---------- Texto de origem ----------

Contas à Vista

Resiliência constitucional há de ser antídoto ao fisiologismo fiscal em 2018

Autor

2 de janeiro de 2018, 7h00

Spacca
A retomada cíclica traz consigo aprendizado quando se sabe avaliar os erros do passado, para, tanto quanto possível, superá-los ao longo da trajetória em curso, na busca de um futuro melhor. A expectativa que se me avizinha como prognóstico para a realidade brasileira em 2018, contudo, não parece ser capaz de tal evolução inteligente.

No ano em que nossa Constituição Cidadã completa três décadas de vigência, o maior teste normativo acerca da sua resiliência vem exatamente da derrogação da regra nuclear de proporcionalidade em relação ao comportamento da receita estatal, que, até 2017, marcava o regime jurídico dos pisos de custeio da saúde e educação.

Ora, o “Novo Regime Fiscal”, fixado no Ato das Disposições Constitucionais Transitórias pela Emenda 95/2016, entra em pleno vigor neste ano, quando se espera que cumpra seu desiderato primordial de ampliar a discricionariedade alocativa no ciclo orçamentário da União, por meio da mitigação das vinculações protetivas de direitos sociais.

Tão controversa é essa rota de ajuste fiscal seletivamente focada apenas no controle das despesas primárias federais, que vimos, ao longo do ano passado, inúmeras iniciativas francamente contrárias ao seu propalado horizonte de austeridade e estabilização da dívida pública. A realidade vivida pela população brasileira comprovou se tratar de mera falácia argumentativa a aventada necessidade de um ajuste fiscal amplo, mas nada isonômico e impessoal. Para que ninguém duvide do mau uso da discricionariedade alocativa advinda da Emenda 95, vale lembrar, por exemplo, a majoração cavalar de renúncias fiscais[1], a reiteração de programas de refinanciamento de débitos tributários para sonegadores contumazes (mais de 30 edições de "Refis" nos últimos 18 anos)[2], a criação de mais de 2 mil cargos comissionados nos últimos 20 meses[3], a alocação superior a R$ 2,6 bilhões para os fundos eleitoral e partidário[4], o abrandamento das exigências legais para adesão à repactuação de dívidas dos entes subnacionais[5] etc.

----------

=== Instrução dada A ===
Localize nos registros todas as linhas que contêm a palavra "title" e copie-as.

---------- Registros ----------

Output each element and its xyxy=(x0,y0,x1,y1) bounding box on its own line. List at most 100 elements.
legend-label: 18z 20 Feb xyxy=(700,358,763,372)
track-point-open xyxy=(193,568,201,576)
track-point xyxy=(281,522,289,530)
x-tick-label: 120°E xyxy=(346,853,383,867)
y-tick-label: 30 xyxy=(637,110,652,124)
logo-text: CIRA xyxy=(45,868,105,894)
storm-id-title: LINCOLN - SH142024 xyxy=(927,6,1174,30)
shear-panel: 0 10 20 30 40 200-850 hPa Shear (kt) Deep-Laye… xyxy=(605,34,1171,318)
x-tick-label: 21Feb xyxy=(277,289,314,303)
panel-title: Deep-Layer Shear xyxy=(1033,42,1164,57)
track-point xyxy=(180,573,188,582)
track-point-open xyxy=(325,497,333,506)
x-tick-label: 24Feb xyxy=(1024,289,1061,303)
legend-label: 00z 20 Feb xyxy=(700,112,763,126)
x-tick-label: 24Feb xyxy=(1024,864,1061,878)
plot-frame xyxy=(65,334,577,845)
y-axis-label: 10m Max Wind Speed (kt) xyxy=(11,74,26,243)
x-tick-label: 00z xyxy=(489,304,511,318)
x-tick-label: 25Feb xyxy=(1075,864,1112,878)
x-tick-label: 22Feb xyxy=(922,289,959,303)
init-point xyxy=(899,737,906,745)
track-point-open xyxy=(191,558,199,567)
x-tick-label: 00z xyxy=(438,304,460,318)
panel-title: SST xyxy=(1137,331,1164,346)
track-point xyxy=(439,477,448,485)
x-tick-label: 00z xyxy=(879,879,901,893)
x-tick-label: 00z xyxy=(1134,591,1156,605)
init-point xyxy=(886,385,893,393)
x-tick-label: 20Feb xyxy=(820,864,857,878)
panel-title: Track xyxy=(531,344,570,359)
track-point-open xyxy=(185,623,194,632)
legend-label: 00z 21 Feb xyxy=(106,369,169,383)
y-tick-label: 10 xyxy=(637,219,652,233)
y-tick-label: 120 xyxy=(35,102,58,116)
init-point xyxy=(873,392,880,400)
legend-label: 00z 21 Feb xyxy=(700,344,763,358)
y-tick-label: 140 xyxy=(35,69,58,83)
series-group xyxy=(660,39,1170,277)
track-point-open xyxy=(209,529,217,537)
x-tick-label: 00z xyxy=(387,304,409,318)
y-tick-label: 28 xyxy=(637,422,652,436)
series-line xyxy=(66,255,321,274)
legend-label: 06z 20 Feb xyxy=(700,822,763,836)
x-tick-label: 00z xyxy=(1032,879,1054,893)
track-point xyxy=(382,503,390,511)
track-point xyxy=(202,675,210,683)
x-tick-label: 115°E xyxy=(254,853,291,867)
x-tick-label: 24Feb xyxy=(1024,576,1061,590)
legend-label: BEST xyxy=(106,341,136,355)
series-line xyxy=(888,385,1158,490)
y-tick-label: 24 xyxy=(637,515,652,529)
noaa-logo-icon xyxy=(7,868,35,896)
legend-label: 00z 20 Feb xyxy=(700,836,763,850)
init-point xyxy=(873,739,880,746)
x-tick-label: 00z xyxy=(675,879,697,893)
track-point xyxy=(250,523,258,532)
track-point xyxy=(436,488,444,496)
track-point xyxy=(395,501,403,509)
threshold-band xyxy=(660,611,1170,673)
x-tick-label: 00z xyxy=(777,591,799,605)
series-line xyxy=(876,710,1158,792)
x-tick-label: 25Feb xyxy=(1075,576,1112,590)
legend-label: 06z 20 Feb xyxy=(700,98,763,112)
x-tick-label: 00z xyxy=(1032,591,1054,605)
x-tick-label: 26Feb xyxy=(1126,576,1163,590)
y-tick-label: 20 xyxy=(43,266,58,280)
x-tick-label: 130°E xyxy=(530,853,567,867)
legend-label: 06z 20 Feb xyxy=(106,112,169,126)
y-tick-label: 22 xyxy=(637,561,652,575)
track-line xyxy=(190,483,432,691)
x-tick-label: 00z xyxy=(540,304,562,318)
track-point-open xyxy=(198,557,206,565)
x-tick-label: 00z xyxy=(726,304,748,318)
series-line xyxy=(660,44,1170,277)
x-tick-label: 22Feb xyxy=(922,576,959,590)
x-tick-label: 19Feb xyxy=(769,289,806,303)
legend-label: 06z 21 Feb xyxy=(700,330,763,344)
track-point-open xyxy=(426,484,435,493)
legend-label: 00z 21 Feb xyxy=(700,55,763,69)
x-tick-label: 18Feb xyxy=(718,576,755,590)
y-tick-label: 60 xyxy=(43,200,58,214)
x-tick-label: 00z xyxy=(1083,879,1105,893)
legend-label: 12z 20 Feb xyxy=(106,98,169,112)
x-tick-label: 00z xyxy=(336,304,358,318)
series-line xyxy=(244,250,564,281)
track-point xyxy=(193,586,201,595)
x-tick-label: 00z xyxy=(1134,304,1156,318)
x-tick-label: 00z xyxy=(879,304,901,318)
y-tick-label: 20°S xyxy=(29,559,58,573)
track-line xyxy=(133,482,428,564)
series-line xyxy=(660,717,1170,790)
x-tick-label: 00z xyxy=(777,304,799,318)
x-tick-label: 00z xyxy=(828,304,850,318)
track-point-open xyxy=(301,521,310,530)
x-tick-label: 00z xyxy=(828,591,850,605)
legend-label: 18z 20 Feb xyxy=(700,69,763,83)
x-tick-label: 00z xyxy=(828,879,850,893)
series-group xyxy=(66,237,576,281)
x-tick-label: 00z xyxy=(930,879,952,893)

----------

=== Instrução dada B ===
Dê sequência ao artigo sobre a Emenda 95/2016 e o Novo Regime Fiscal, começando logo após a última frase apresentada.

=== Resultado final A ===
storm-id-title: LINCOLN - SH142024 xyxy=(927,6,1174,30)
panel-title: Deep-Layer Shear xyxy=(1033,42,1164,57)
panel-title: SST xyxy=(1137,331,1164,346)
panel-title: Track xyxy=(531,344,570,359)

=== Resultado final B ===
Intervenção tão radical e extrema como essa do congelamento dos pisos em saúde e educação não se apresenta como medida razoável diante de tantas e tamanhas hipóteses de explícito fisiologismo fiscal. Houve quem precificasse em mais de R$ 32 bilhões o custo[6] da “compra” de apoio parlamentar para o presidente Michel Temer adiar o trâmite processual regular das denúncias penais apresentadas contra ele.

No somatório de todas essas variáveis, realmente soa quimera a promessa de um reequilíbrio justo e intertemporalmente estável nas contas públicas, sobretudo diante da falta de qualquer medida capaz de corrigir a regressiva matriz tributária[7] e da inconstitucional omissão em limitar as dívidas consolidada e mobiliária da União[8].

Ao longo deste ano, a tendência não é de resolução de tais históricos conflitos distributivos, por mais que agora eles pareçam estar submetidos a maior debate público e, portanto, sejam alvo de ampliados questionamentos acerca da sua conformidade constitucional.

Infelizmente, 2018 é ano de Copa do Mundo na Rússia, e o torpor futebolístico contribui para a opacidade que distorce a parca reflexão da sociedade brasileira sobre a íntima correlação entre democracia e orçamento público. Assim, caminharemos para as eleições nacionais e estaduais preocupados muito mais com a escolha de lideranças carismáticas e personalidades avulsas do que com a escolha de projetos de futuro que digam respeito às nossas prioridades coletivas.

O ciclo perverso e vicioso se fechará com o maniqueísmo político-eleitoral que prega soluções fáceis e rápidas para problemas antigos e complexos em uma federação desequilibrada e em uma sociedade infantilizada na sua relação com o Estado. Esse mesmo aparato estatal, por seu turno, parece haver sido capturado por oligarquias políticas e econômicas, que não se constrangem em entregar desigualdade tão abrupta (onde 1% da população mais rica concentra 28% da riqueza produzida no país[9]), que, direta ou indiretamente, associa-se cruelmente a níveis internacionalmente alarmantes de insegurança pública (mais de 60 mil assassinatos por ano[10]).

A pouca esperança que me resta diante de todo esse quadro advém da luta cotidiana e silenciosa de muitos de nós, quiçá a maioria dos brasileiros, que defendemos resiliente e bravamente o compromisso civilizatório firmado há 30 anos. Enquanto nós a mantivermos como nosso acordo nuclear de convivência possível, todas as tensões acima hão de encontrar ali, ao menos, a possibilidade de justa e democrática medida de equalização. Daí porque é tão arriscado o discurso autoritário e oportunista de que seria necessária uma nova Constituinte.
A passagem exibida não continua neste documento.